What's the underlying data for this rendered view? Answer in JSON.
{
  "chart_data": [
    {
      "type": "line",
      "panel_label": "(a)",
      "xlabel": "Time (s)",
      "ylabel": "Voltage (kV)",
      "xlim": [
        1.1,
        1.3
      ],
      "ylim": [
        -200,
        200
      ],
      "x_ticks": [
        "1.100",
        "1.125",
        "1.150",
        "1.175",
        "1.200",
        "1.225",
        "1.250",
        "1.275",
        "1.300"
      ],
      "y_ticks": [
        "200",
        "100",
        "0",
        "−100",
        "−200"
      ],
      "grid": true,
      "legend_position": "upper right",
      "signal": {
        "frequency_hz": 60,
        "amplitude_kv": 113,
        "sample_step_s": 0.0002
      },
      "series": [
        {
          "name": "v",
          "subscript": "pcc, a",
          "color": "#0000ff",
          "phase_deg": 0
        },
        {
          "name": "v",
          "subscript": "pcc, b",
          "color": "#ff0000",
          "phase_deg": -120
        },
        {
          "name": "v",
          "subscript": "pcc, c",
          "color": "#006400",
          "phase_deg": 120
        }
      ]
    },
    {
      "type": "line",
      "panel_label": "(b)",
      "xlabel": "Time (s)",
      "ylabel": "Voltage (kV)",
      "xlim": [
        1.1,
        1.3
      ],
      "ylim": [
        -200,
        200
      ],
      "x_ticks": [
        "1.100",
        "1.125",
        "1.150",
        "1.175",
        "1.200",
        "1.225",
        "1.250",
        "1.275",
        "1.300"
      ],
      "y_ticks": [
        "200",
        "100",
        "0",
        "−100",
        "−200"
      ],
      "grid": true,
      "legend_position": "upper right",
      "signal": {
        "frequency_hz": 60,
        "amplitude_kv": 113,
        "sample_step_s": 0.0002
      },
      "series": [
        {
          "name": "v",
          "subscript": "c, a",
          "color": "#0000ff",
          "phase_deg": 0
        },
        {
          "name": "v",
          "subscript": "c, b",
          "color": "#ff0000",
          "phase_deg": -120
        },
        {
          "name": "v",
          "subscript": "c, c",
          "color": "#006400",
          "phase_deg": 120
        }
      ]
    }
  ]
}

^^^^^^^^^^^^^^^^

> _WRITTEN TASK_: Copy out each record, keeping every word as it is.

> _EXERCISE RESULT_:
What's the underlying data for this rendered view? Answer in JSON.
{
  "chart_data": [
    {
      "type": "line",
      "panel_label": "(a)",
      "xlabel": "Time (s)",
      "ylabel": "Voltage (kV)",
      "xlim": [
        1.1,
        1.3
      ],
      "ylim": [
        -200,
        200
      ],
      "x_ticks": [
        "1.100",
        "1.125",
        "1.150",
        "1.175",
        "1.200",
        "1.225",
        "1.250",
        "1.275",
        "1.300"
      ],
      "y_ticks": [
        "200",
        "100",
        "0",
        "−100",
        "−200"
      ],
      "grid": true,
      "legend_position": "upper right",
      "signal": {
        "frequency_hz": 60,
        "amplitude_kv": 113,
        "sample_step_s": 0.0002
      },
      "series": [
        {
          "name": "v",
          "subscript": "pcc, a",
          "color": "#0000ff",
          "phase_deg": 0
        },
        {
          "name": "v",
          "subscript": "pcc, b",
          "color": "#ff0000",
          "phase_deg": -120
        },
        {
          "name": "v",
          "subscript": "pcc, c",
          "color": "#006400",
          "phase_deg": 120
        }
      ]
    },
    {
      "type": "line",
      "panel_label": "(b)",
      "xlabel": "Time (s)",
      "ylabel": "Voltage (kV)",
      "xlim": [
        1.1,
        1.3
      ],
      "ylim": [
        -200,
        200
      ],
      "x_ticks": [
        "1.100",
        "1.125",
        "1.150",
        "1.175",
        "1.200",
        "1.225",
        "1.250",
        "1.275",
        "1.300"
      ],
      "y_ticks": [
        "200",
        "100",
        "0",
        "−100",
        "−200"
      ],
      "grid": true,
      "legend_position": "upper right",
      "signal": {
        "frequency_hz": 60,
        "amplitude_kv": 113,
        "sample_step_s": 0.0002
      },
      "series": [
        {
          "name": "v",
          "subscript": "c, a",
          "color": "#0000ff",
          "phase_deg": 0
        },
        {
          "name": "v",
          "subscript": "c, b",
          "color": "#ff0000",
          "phase_deg": -120
        },
        {
          "name": "v",
          "subscript": "c, c",
          "color": "#006400",
          "phase_deg": 120
        }
      ]
    }
  ]
}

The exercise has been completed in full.